>> start The records
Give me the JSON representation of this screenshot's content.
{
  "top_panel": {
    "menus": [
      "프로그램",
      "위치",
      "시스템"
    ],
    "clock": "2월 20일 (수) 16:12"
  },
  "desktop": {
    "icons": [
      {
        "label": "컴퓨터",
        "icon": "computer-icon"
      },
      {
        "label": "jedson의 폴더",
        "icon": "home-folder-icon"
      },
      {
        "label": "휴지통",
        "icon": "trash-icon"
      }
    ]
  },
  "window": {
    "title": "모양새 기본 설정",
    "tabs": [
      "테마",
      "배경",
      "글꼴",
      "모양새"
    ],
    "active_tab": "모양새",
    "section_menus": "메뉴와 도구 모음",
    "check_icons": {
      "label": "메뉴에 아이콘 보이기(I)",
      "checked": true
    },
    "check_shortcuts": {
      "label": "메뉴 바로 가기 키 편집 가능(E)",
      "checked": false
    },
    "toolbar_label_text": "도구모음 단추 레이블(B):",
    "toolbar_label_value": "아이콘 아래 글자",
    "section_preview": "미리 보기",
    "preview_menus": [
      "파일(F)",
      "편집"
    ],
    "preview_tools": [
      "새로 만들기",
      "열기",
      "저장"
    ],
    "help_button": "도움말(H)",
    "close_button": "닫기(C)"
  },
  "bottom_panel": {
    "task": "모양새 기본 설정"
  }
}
>> end The records
» What is required
Retype the material in full. Each word must match.

» Reply to the task
Give me the JSON representation of this screenshot's content.
{
  "top_panel": {
    "menus": [
      "프로그램",
      "위치",
      "시스템"
    ],
    "clock": "2월 20일 (수) 16:12"
  },
  "desktop": {
    "icons": [
      {
        "label": "컴퓨터",
        "icon": "computer-icon"
      },
      {
        "label": "jedson의 폴더",
        "icon": "home-folder-icon"
      },
      {
        "label": "휴지통",
        "icon": "trash-icon"
      }
    ]
  },
  "window": {
    "title": "모양새 기본 설정",
    "tabs": [
      "테마",
      "배경",
      "글꼴",
      "모양새"
    ],
    "active_tab": "모양새",
    "section_menus": "메뉴와 도구 모음",
    "check_icons": {
      "label": "메뉴에 아이콘 보이기(I)",
      "checked": true
    },
    "check_shortcuts": {
      "label": "메뉴 바로 가기 키 편집 가능(E)",
      "checked": false
    },
    "toolbar_label_text": "도구모음 단추 레이블(B):",
    "toolbar_label_value": "아이콘 아래 글자",
    "section_preview": "미리 보기",
    "preview_menus": [
      "파일(F)",
      "편집"
    ],
    "preview_tools": [
      "새로 만들기",
      "열기",
      "저장"
    ],
    "help_button": "도움말(H)",
    "close_button": "닫기(C)"
  },
  "bottom_panel": {
    "task": "모양새 기본 설정"
  }
}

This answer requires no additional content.